**Set problem**
Each line of the data that includes the string "gallery" is to be copied out.

[Stored dataset items]
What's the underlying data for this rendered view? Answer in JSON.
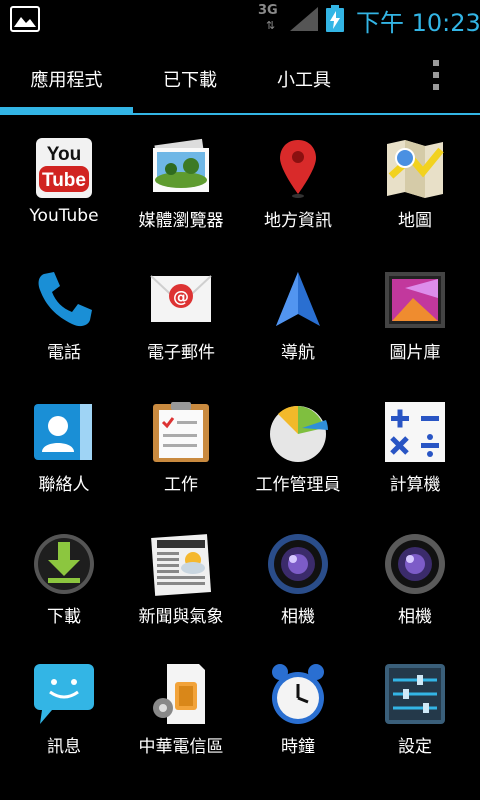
{
  "status_bar": {
    "network": "3G",
    "time": "下午 10:23",
    "icons": [
      "gallery-notification-icon",
      "data-transfer-icon",
      "signal-icon",
      "battery-charging-icon"
    ]
  },
  "tabs": [
    {
      "label": "應用程式",
      "selected": true
    },
    {
      "label": "已下載",
      "selected": false
    },
    {
      "label": "小工具",
      "selected": false
    }
  ],
  "colors": {
    "accent": "#33b5e5",
    "background": "#000000"
  },
  "apps": [
    {
      "label": "YouTube",
      "icon": "youtube-icon"
    },
    {
      "label": "媒體瀏覽器",
      "icon": "media-browser-icon"
    },
    {
      "label": "地方資訊",
      "icon": "places-icon"
    },
    {
      "label": "地圖",
      "icon": "maps-icon"
    },
    {
      "label": "電話",
      "icon": "phone-icon"
    },
    {
      "label": "電子郵件",
      "icon": "email-icon"
    },
    {
      "label": "導航",
      "icon": "navigation-icon"
    },
    {
      "label": "圖片庫",
      "icon": "gallery-icon"
    },
    {
      "label": "聯絡人",
      "icon": "contacts-icon"
    },
    {
      "label": "工作",
      "icon": "tasks-icon"
    },
    {
      "label": "工作管理員",
      "icon": "task-manager-icon"
    },
    {
      "label": "計算機",
      "icon": "calculator-icon"
    },
    {
      "label": "下載",
      "icon": "downloads-icon"
    },
    {
      "label": "新聞與氣象",
      "icon": "news-weather-icon"
    },
    {
      "label": "相機",
      "icon": "camera-icon"
    },
    {
      "label": "相機",
      "icon": "camera-icon"
    },
    {
      "label": "訊息",
      "icon": "messaging-icon"
    },
    {
      "label": "中華電信區",
      "icon": "sim-toolkit-icon"
    },
    {
      "label": "時鐘",
      "icon": "clock-icon"
    },
    {
      "label": "設定",
      "icon": "settings-icon"
    }
  ]
}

**Final answer**
      "gallery-notification-icon",
      "icon": "gallery-icon"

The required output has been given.